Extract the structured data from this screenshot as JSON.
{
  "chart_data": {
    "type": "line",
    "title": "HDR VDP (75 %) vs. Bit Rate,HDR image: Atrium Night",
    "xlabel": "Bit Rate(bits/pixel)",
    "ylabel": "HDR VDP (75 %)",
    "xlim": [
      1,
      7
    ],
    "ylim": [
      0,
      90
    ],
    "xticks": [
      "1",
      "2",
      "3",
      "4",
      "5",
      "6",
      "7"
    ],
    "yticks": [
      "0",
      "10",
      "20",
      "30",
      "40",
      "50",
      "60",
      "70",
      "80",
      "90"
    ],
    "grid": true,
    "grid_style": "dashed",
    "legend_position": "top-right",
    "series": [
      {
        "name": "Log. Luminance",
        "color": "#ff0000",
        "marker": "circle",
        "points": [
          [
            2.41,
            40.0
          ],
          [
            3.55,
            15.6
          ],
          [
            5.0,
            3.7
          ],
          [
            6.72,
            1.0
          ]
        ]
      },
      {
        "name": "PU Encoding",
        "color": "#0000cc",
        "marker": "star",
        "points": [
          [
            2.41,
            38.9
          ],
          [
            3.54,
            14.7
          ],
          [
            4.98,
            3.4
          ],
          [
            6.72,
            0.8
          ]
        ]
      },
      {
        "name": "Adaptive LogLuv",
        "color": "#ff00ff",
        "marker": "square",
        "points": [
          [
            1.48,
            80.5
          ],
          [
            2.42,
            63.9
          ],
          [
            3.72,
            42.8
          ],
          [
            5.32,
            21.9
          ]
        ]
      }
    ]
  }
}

|---|

** What is being asked **
Copy down the material exactly as written.

** The reply **
Extract the structured data from this screenshot as JSON.
{
  "chart_data": {
    "type": "line",
    "title": "HDR VDP (75 %) vs. Bit Rate,HDR image: Atrium Night",
    "xlabel": "Bit Rate(bits/pixel)",
    "ylabel": "HDR VDP (75 %)",
    "xlim": [
      1,
      7
    ],
    "ylim": [
      0,
      90
    ],
    "xticks": [
      "1",
      "2",
      "3",
      "4",
      "5",
      "6",
      "7"
    ],
    "yticks": [
      "0",
      "10",
      "20",
      "30",
      "40",
      "50",
      "60",
      "70",
      "80",
      "90"
    ],
    "grid": true,
    "grid_style": "dashed",
    "legend_position": "top-right",
    "series": [
      {
        "name": "Log. Luminance",
        "color": "#ff0000",
        "marker": "circle",
        "points": [
          [
            2.41,
            40.0
          ],
          [
            3.55,
            15.6
          ],
          [
            5.0,
            3.7
          ],
          [
            6.72,
            1.0
          ]
        ]
      },
      {
        "name": "PU Encoding",
        "color": "#0000cc",
        "marker": "star",
        "points": [
          [
            2.41,
            38.9
          ],
          [
            3.54,
            14.7
          ],
          [
            4.98,
            3.4
          ],
          [
            6.72,
            0.8
          ]
        ]
      },
      {
        "name": "Adaptive LogLuv",
        "color": "#ff00ff",
        "marker": "square",
        "points": [
          [
            1.48,
            80.5
          ],
          [
            2.42,
            63.9
          ],
          [
            3.72,
            42.8
          ],
          [
            5.32,
            21.9
          ]
        ]
      }
    ]
  }
}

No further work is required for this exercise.